[Goal]: Check every line of the entries for "Frequency", and copy the lines that hold it.

[Material]:
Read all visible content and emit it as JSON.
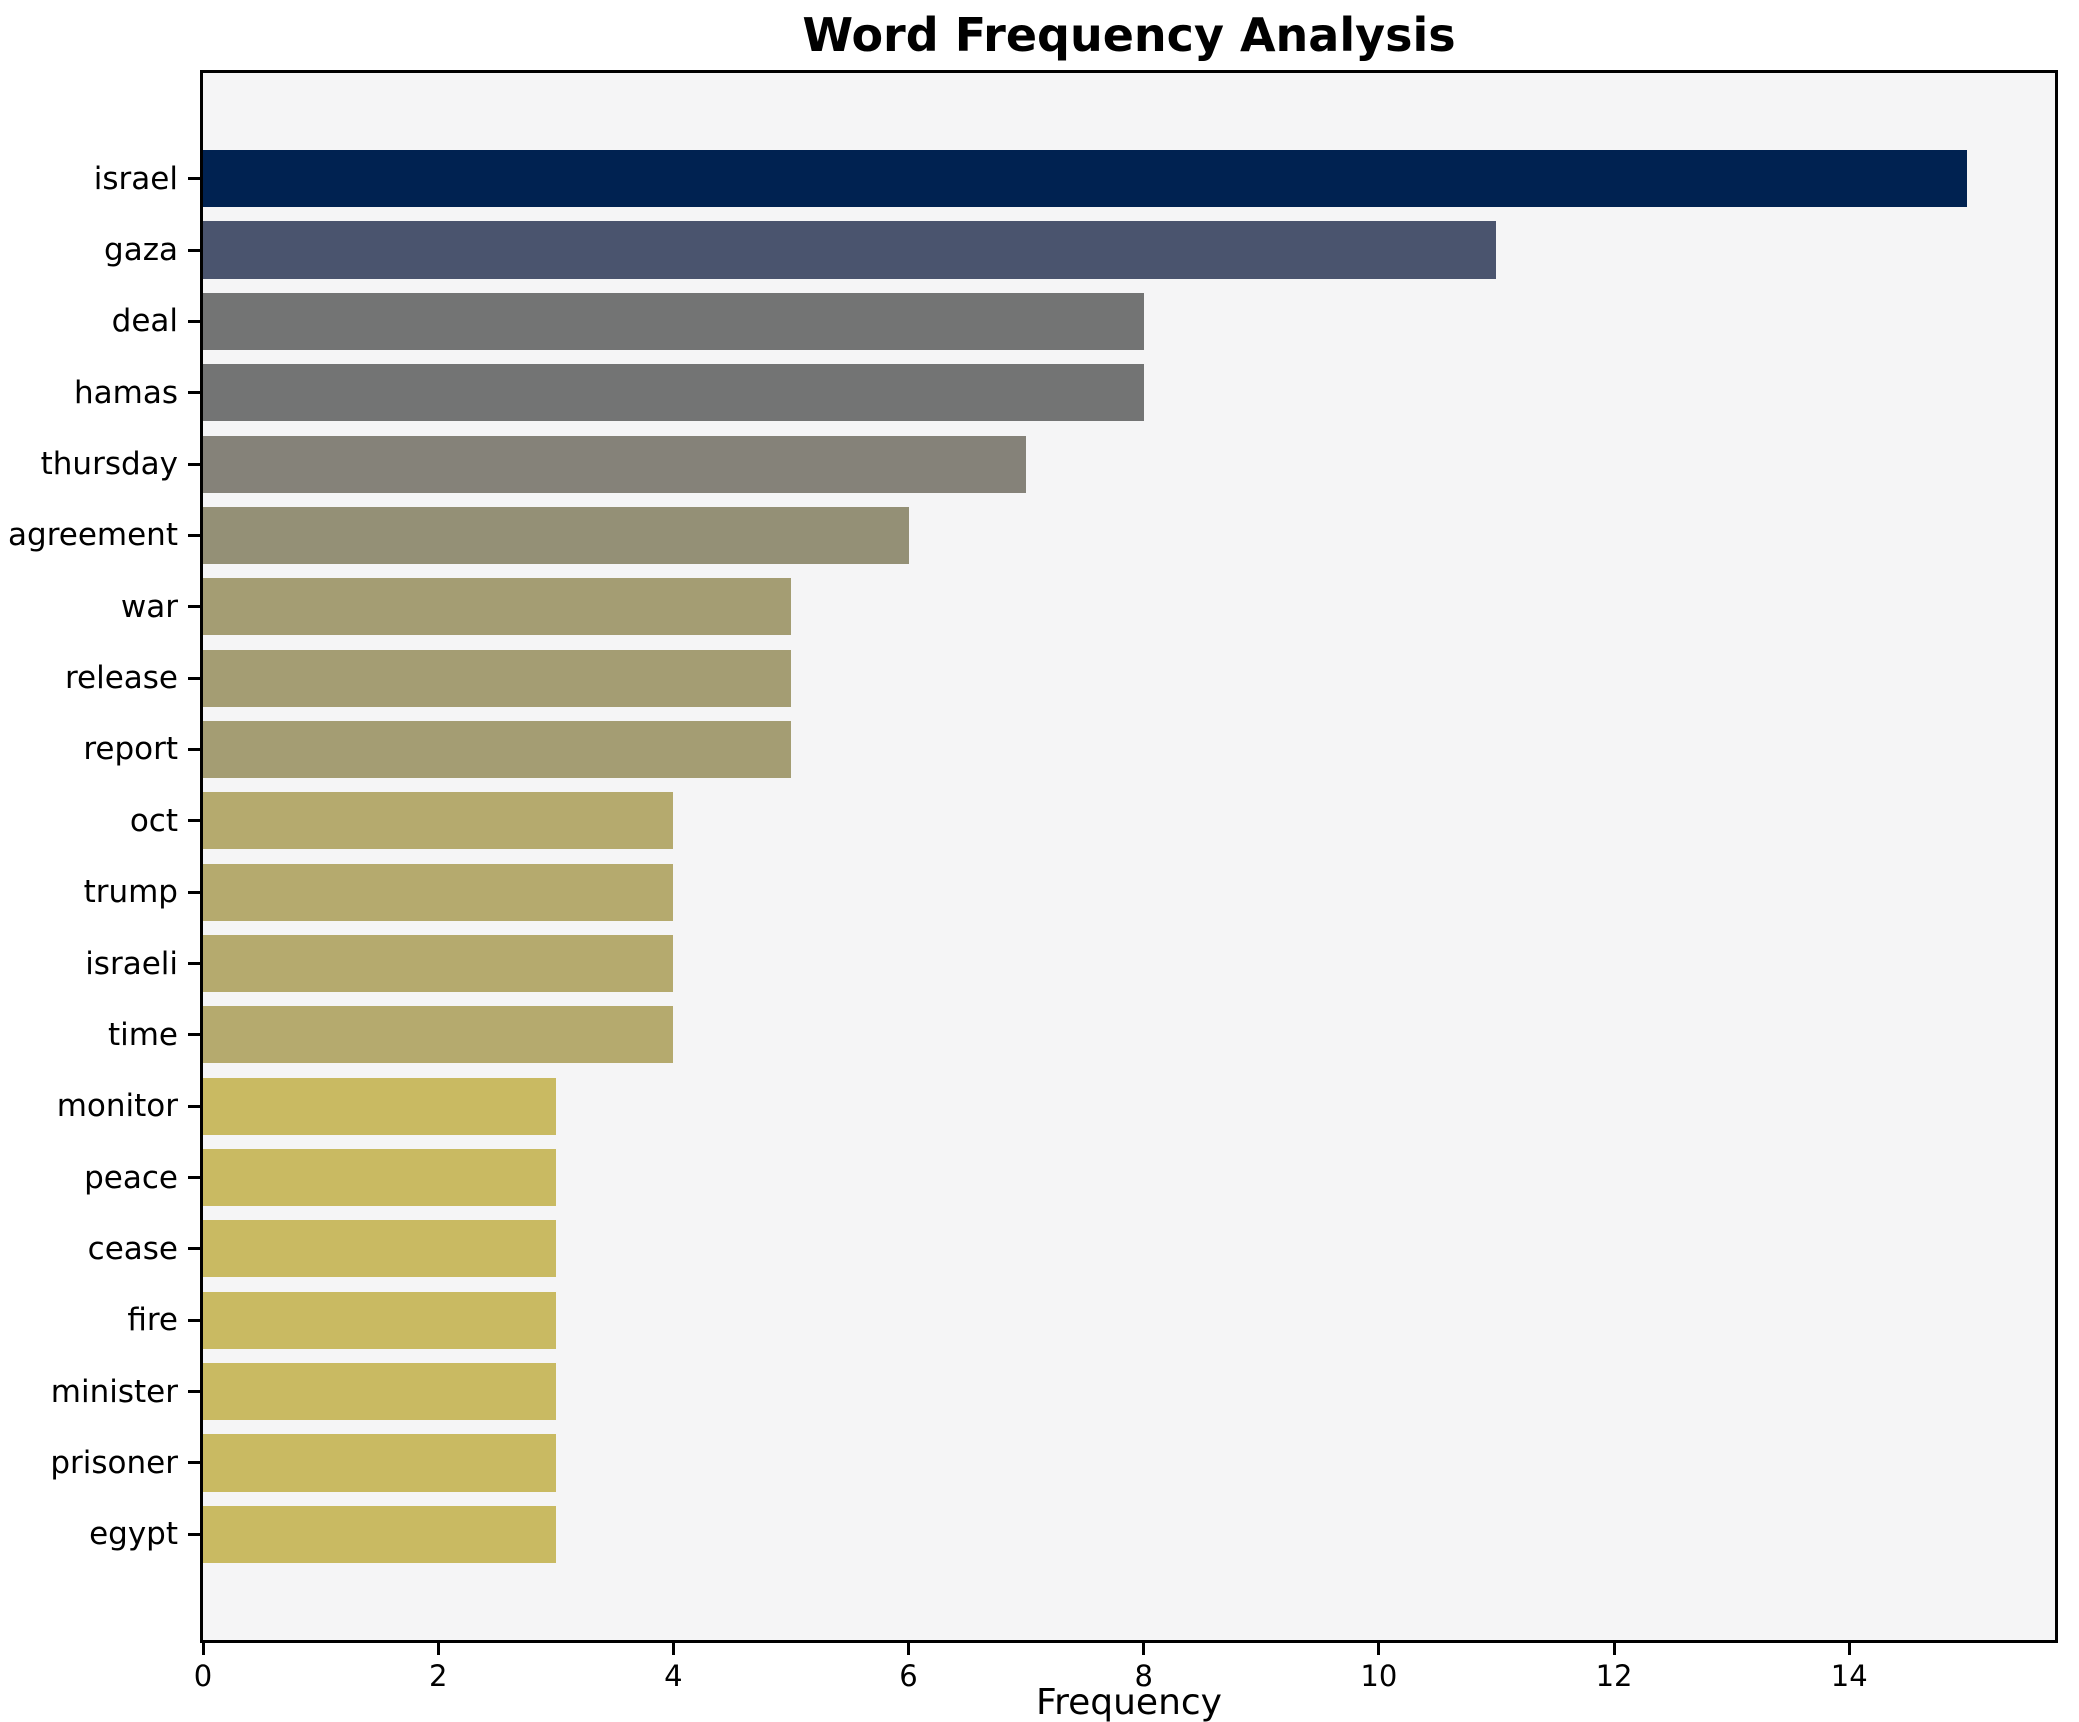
{
  "chart_data": {
    "type": "bar",
    "orientation": "horizontal",
    "title": "Word Frequency Analysis",
    "xlabel": "Frequency",
    "ylabel": "",
    "categories": [
      "israel",
      "gaza",
      "deal",
      "hamas",
      "thursday",
      "agreement",
      "war",
      "release",
      "report",
      "oct",
      "trump",
      "israeli",
      "time",
      "monitor",
      "peace",
      "cease",
      "fire",
      "minister",
      "prisoner",
      "egypt"
    ],
    "values": [
      15,
      11,
      8,
      8,
      7,
      6,
      5,
      5,
      5,
      4,
      4,
      4,
      4,
      3,
      3,
      3,
      3,
      3,
      3,
      3
    ],
    "bar_colors": [
      "#002251",
      "#4a546e",
      "#737474",
      "#737474",
      "#858279",
      "#949076",
      "#a49d73",
      "#a49d73",
      "#a49d73",
      "#b5aa6e",
      "#b5aa6e",
      "#b5aa6e",
      "#b5aa6e",
      "#c9ba62",
      "#c9ba62",
      "#c9ba62",
      "#c9ba62",
      "#c9ba62",
      "#c9ba62",
      "#c9ba62"
    ],
    "xlim": [
      0,
      15.75
    ],
    "xticks": [
      0,
      2,
      4,
      6,
      8,
      10,
      12,
      14
    ],
    "grid": false,
    "legend": false,
    "plot_background": "#f5f5f6",
    "figure_background": "#ffffff",
    "spine_color": "#000000",
    "text_color": "#000000",
    "bar_height_fraction": 0.8
  }
}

[Output of the task]:
    "title": "Word Frequency Analysis",
    "xlabel": "Frequency",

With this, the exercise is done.